• [HOW TO COMPLETE THIS TASK]
The entries below should be transcribed in their entirety, exactly as written.

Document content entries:
^^^^^^^^^^^^^^^^

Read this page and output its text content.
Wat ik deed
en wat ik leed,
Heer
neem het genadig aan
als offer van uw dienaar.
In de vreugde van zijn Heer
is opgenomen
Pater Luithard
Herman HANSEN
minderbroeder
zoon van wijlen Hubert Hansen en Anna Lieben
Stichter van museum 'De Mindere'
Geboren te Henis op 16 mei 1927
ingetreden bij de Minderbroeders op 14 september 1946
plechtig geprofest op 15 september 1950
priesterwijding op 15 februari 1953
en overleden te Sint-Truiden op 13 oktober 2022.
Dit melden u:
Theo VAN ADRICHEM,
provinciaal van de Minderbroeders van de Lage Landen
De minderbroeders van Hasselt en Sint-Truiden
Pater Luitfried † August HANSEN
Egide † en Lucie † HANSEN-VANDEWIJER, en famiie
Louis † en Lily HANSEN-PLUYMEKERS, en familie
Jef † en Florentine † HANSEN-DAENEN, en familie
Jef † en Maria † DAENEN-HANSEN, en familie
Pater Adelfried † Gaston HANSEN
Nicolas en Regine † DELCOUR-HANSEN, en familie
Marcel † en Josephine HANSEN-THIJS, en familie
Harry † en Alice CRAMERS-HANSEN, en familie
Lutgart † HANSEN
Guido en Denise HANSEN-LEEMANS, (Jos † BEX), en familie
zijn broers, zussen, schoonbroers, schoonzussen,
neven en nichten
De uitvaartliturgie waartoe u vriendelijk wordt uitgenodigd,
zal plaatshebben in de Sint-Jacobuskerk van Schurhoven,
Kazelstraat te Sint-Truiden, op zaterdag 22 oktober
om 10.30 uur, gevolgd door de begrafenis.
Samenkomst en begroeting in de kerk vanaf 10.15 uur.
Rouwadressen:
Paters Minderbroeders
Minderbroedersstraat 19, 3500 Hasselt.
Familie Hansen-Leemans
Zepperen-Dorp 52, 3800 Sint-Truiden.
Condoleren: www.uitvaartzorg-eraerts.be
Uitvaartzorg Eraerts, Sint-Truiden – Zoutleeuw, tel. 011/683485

^^^^^^^^^^^^^^^^

• [OUTPUT]
Read this page and output its text content.
Wat ik deed
en wat ik leed,
Heer
neem het genadig aan
als offer van uw dienaar.
In de vreugde van zijn Heer
is opgenomen
Pater Luithard
Herman HANSEN
minderbroeder
zoon van wijlen Hubert Hansen en Anna Lieben
Stichter van museum 'De Mindere'
Geboren te Henis op 16 mei 1927
ingetreden bij de Minderbroeders op 14 september 1946
plechtig geprofest op 15 september 1950
priesterwijding op 15 februari 1953
en overleden te Sint-Truiden op 13 oktober 2022.
Dit melden u:
Theo VAN ADRICHEM,
provinciaal van de Minderbroeders van de Lage Landen
De minderbroeders van Hasselt en Sint-Truiden
Pater Luitfried † August HANSEN
Egide † en Lucie † HANSEN-VANDEWIJER, en famiie
Louis † en Lily HANSEN-PLUYMEKERS, en familie
Jef † en Florentine † HANSEN-DAENEN, en familie
Jef † en Maria † DAENEN-HANSEN, en familie
Pater Adelfried † Gaston HANSEN
Nicolas en Regine † DELCOUR-HANSEN, en familie
Marcel † en Josephine HANSEN-THIJS, en familie
Harry † en Alice CRAMERS-HANSEN, en familie
Lutgart † HANSEN
Guido en Denise HANSEN-LEEMANS, (Jos † BEX), en familie
zijn broers, zussen, schoonbroers, schoonzussen,
neven en nichten
De uitvaartliturgie waartoe u vriendelijk wordt uitgenodigd,
zal plaatshebben in de Sint-Jacobuskerk van Schurhoven,
Kazelstraat te Sint-Truiden, op zaterdag 22 oktober
om 10.30 uur, gevolgd door de begrafenis.
Samenkomst en begroeting in de kerk vanaf 10.15 uur.
Rouwadressen:
Paters Minderbroeders
Minderbroedersstraat 19, 3500 Hasselt.
Familie Hansen-Leemans
Zepperen-Dorp 52, 3800 Sint-Truiden.
Condoleren: www.uitvaartzorg-eraerts.be
Uitvaartzorg Eraerts, Sint-Truiden – Zoutleeuw, tel. 011/683485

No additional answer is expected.